Element location listings
+--

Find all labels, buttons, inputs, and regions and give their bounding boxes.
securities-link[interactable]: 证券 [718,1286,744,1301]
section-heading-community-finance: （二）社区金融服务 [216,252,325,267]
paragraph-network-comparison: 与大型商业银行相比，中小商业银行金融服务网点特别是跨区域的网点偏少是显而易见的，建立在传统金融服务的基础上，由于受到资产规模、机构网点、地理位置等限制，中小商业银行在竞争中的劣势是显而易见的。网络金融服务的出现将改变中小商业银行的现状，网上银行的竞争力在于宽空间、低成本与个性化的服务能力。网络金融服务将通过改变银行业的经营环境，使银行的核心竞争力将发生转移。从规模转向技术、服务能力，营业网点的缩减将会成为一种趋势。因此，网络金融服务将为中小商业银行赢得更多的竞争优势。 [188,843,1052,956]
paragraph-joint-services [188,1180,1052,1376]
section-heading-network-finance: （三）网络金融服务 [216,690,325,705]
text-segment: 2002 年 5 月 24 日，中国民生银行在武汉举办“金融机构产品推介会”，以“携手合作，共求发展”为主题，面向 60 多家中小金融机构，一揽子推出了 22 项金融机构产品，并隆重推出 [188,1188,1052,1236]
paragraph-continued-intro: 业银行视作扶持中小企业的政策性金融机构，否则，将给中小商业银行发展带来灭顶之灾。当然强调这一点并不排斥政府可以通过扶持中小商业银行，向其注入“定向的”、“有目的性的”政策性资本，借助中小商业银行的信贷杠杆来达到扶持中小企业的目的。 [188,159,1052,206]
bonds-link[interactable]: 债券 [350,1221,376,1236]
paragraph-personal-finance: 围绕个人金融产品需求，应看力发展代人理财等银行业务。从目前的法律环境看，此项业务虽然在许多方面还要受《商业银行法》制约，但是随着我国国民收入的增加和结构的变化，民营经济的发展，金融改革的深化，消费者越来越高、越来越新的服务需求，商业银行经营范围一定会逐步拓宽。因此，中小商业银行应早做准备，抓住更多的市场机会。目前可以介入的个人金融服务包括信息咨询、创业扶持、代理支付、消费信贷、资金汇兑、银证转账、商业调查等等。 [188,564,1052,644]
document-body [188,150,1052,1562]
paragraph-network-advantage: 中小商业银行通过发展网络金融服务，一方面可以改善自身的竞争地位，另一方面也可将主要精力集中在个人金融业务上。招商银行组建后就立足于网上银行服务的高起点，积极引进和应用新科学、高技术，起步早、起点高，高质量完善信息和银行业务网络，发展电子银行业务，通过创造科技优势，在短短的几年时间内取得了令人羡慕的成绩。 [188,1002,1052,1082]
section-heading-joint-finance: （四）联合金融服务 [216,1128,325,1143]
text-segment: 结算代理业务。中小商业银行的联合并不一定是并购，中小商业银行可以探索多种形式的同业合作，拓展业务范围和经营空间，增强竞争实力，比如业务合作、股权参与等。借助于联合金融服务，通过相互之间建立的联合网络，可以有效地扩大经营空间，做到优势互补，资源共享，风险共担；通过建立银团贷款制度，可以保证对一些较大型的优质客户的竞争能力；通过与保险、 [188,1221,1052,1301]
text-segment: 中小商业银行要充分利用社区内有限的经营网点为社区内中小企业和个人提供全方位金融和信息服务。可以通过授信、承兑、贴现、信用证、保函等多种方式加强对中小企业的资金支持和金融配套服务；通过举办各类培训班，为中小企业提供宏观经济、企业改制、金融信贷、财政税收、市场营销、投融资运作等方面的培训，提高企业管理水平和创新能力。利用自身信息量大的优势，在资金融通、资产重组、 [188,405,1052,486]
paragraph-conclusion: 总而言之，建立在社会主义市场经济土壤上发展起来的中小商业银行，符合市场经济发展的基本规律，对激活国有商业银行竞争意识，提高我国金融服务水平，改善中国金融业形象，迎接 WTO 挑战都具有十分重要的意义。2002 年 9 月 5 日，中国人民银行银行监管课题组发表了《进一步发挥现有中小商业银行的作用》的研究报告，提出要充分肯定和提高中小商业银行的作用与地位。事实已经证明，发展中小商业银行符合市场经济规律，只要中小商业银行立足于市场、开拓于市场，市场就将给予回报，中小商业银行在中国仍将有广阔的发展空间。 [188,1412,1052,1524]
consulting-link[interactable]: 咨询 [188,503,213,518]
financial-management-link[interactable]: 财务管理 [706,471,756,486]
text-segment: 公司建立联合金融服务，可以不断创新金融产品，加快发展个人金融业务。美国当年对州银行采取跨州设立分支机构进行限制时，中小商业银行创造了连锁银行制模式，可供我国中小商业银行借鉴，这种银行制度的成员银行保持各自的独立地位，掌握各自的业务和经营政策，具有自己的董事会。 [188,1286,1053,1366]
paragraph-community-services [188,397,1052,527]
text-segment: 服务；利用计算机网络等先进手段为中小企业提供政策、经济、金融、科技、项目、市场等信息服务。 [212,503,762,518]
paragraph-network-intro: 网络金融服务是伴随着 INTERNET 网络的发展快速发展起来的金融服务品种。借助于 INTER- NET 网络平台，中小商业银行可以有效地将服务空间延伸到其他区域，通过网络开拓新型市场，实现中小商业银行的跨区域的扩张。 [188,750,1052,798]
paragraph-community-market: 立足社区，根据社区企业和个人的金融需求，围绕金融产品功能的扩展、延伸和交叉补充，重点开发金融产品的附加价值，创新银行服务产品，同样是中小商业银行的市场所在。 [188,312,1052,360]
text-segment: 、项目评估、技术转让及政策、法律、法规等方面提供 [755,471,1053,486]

+--

PROBLEM TO WORK ON: Format the lines from the first one through the first line that contains "text-segment: 2002 年", both included, as a JSON list of strings with one string per line and blank lines left out.

EXERCISE SOLUTION:
[
  "Find all labels, buttons, inputs, and regions and give their bounding boxes.",
  "securities-link[interactable]: 证券 [718,1286,744,1301]",
  "section-heading-community-finance: （二）社区金融服务 [216,252,325,267]",
  "paragraph-network-comparison: 与大型商业银行相比，中小商业银行金融服务网点特别是跨区域的网点偏少是显而易见的，建立在传统金融服务的基础上，由于受到资产规模、机构网点、地理位置等限制，中小商业银行在竞争中的劣势是显而易见的。网络金融服务的出现将改变中小商业银行的现状，网上银行的竞争力在于宽空间、低成本与个性化的服务能力。网络金融服务将通过改变银行业的经营环境，使银行的核心竞争力将发生转移。从规模转向技术、服务能力，营业网点的缩减将会成为一种趋势。因此，网络金融服务将为中小商业银行赢得更多的竞争优势。 [188,843,1052,956]",
  "paragraph-joint-services [188,1180,1052,1376]",
  "section-heading-network-finance: （三）网络金融服务 [216,690,325,705]",
  "text-segment: 2002 年 5 月 24 日，中国民生银行在武汉举办“金融机构产品推介会”，以“携手合作，共求发展”为主题，面向 60 多家中小金融机构，一揽子推出了 22 项金融机构产品，并隆重推出 [188,1188,1052,1236]"
]